:: SOURCE DATA

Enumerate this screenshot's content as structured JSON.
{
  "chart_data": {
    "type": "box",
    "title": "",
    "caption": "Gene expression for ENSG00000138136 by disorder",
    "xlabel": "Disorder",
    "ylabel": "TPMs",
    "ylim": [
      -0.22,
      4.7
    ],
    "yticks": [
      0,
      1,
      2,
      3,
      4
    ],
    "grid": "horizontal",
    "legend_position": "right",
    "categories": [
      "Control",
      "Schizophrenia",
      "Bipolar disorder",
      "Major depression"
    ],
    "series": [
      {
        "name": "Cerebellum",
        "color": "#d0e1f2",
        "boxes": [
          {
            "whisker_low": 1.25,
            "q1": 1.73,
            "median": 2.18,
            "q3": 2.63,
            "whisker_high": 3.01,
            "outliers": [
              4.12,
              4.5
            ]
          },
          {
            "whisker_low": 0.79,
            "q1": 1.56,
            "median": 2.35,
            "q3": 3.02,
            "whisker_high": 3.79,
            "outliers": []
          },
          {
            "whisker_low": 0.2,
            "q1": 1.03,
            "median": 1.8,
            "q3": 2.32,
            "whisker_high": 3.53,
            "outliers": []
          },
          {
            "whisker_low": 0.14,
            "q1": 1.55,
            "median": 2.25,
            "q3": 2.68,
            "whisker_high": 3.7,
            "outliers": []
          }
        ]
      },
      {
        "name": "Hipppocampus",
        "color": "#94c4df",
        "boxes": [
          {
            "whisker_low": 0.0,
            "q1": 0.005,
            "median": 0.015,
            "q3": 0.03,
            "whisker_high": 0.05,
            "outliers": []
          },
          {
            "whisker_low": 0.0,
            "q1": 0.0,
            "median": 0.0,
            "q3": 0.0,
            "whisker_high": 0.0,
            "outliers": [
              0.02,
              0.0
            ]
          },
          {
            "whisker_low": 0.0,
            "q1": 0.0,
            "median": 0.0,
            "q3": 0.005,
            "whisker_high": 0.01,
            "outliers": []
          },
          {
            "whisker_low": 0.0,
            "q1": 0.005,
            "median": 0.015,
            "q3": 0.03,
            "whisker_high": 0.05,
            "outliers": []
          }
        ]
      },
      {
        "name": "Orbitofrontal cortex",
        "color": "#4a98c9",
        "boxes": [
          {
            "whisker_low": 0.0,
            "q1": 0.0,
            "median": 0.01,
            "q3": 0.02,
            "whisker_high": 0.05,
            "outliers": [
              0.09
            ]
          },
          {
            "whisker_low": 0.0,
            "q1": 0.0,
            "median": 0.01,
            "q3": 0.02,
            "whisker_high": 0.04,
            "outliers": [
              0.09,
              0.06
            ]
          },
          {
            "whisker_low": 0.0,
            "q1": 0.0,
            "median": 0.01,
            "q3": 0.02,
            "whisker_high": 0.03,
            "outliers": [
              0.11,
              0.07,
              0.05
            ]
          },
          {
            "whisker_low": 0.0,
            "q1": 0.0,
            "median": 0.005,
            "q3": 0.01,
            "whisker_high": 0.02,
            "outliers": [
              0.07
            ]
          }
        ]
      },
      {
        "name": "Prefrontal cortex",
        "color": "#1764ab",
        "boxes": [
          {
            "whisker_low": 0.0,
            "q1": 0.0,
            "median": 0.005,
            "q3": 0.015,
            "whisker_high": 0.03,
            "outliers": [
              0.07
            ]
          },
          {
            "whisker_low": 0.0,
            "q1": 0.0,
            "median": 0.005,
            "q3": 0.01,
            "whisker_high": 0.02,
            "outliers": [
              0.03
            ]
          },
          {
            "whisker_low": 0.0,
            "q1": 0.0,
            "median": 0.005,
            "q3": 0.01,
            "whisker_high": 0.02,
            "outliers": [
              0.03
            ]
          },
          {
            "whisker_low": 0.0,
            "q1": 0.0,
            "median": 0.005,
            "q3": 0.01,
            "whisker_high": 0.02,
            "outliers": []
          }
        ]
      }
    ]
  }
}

::::

_PROBLEM DETAILS_
Write out the entries above word for word.

_SOLVED EXERCISE_
Enumerate this screenshot's content as structured JSON.
{
  "chart_data": {
    "type": "box",
    "title": "",
    "caption": "Gene expression for ENSG00000138136 by disorder",
    "xlabel": "Disorder",
    "ylabel": "TPMs",
    "ylim": [
      -0.22,
      4.7
    ],
    "yticks": [
      0,
      1,
      2,
      3,
      4
    ],
    "grid": "horizontal",
    "legend_position": "right",
    "categories": [
      "Control",
      "Schizophrenia",
      "Bipolar disorder",
      "Major depression"
    ],
    "series": [
      {
        "name": "Cerebellum",
        "color": "#d0e1f2",
        "boxes": [
          {
            "whisker_low": 1.25,
            "q1": 1.73,
            "median": 2.18,
            "q3": 2.63,
            "whisker_high": 3.01,
            "outliers": [
              4.12,
              4.5
            ]
          },
          {
            "whisker_low": 0.79,
            "q1": 1.56,
            "median": 2.35,
            "q3": 3.02,
            "whisker_high": 3.79,
            "outliers": []
          },
          {
            "whisker_low": 0.2,
            "q1": 1.03,
            "median": 1.8,
            "q3": 2.32,
            "whisker_high": 3.53,
            "outliers": []
          },
          {
            "whisker_low": 0.14,
            "q1": 1.55,
            "median": 2.25,
            "q3": 2.68,
            "whisker_high": 3.7,
            "outliers": []
          }
        ]
      },
      {
        "name": "Hipppocampus",
        "color": "#94c4df",
        "boxes": [
          {
            "whisker_low": 0.0,
            "q1": 0.005,
            "median": 0.015,
            "q3": 0.03,
            "whisker_high": 0.05,
            "outliers": []
          },
          {
            "whisker_low": 0.0,
            "q1": 0.0,
            "median": 0.0,
            "q3": 0.0,
            "whisker_high": 0.0,
            "outliers": [
              0.02,
              0.0
            ]
          },
          {
            "whisker_low": 0.0,
            "q1": 0.0,
            "median": 0.0,
            "q3": 0.005,
            "whisker_high": 0.01,
            "outliers": []
          },
          {
            "whisker_low": 0.0,
            "q1": 0.005,
            "median": 0.015,
            "q3": 0.03,
            "whisker_high": 0.05,
            "outliers": []
          }
        ]
      },
      {
        "name": "Orbitofrontal cortex",
        "color": "#4a98c9",
        "boxes": [
          {
            "whisker_low": 0.0,
            "q1": 0.0,
            "median": 0.01,
            "q3": 0.02,
            "whisker_high": 0.05,
            "outliers": [
              0.09
            ]
          },
          {
            "whisker_low": 0.0,
            "q1": 0.0,
            "median": 0.01,
            "q3": 0.02,
            "whisker_high": 0.04,
            "outliers": [
              0.09,
              0.06
            ]
          },
          {
            "whisker_low": 0.0,
            "q1": 0.0,
            "median": 0.01,
            "q3": 0.02,
            "whisker_high": 0.03,
            "outliers": [
              0.11,
              0.07,
              0.05
            ]
          },
          {
            "whisker_low": 0.0,
            "q1": 0.0,
            "median": 0.005,
            "q3": 0.01,
            "whisker_high": 0.02,
            "outliers": [
              0.07
            ]
          }
        ]
      },
      {
        "name": "Prefrontal cortex",
        "color": "#1764ab",
        "boxes": [
          {
            "whisker_low": 0.0,
            "q1": 0.0,
            "median": 0.005,
            "q3": 0.015,
            "whisker_high": 0.03,
            "outliers": [
              0.07
            ]
          },
          {
            "whisker_low": 0.0,
            "q1": 0.0,
            "median": 0.005,
            "q3": 0.01,
            "whisker_high": 0.02,
            "outliers": [
              0.03
            ]
          },
          {
            "whisker_low": 0.0,
            "q1": 0.0,
            "median": 0.005,
            "q3": 0.01,
            "whisker_high": 0.02,
            "outliers": [
              0.03
            ]
          },
          {
            "whisker_low": 0.0,
            "q1": 0.0,
            "median": 0.005,
            "q3": 0.01,
            "whisker_high": 0.02,
            "outliers": []
          }
        ]
      }
    ]
  }
}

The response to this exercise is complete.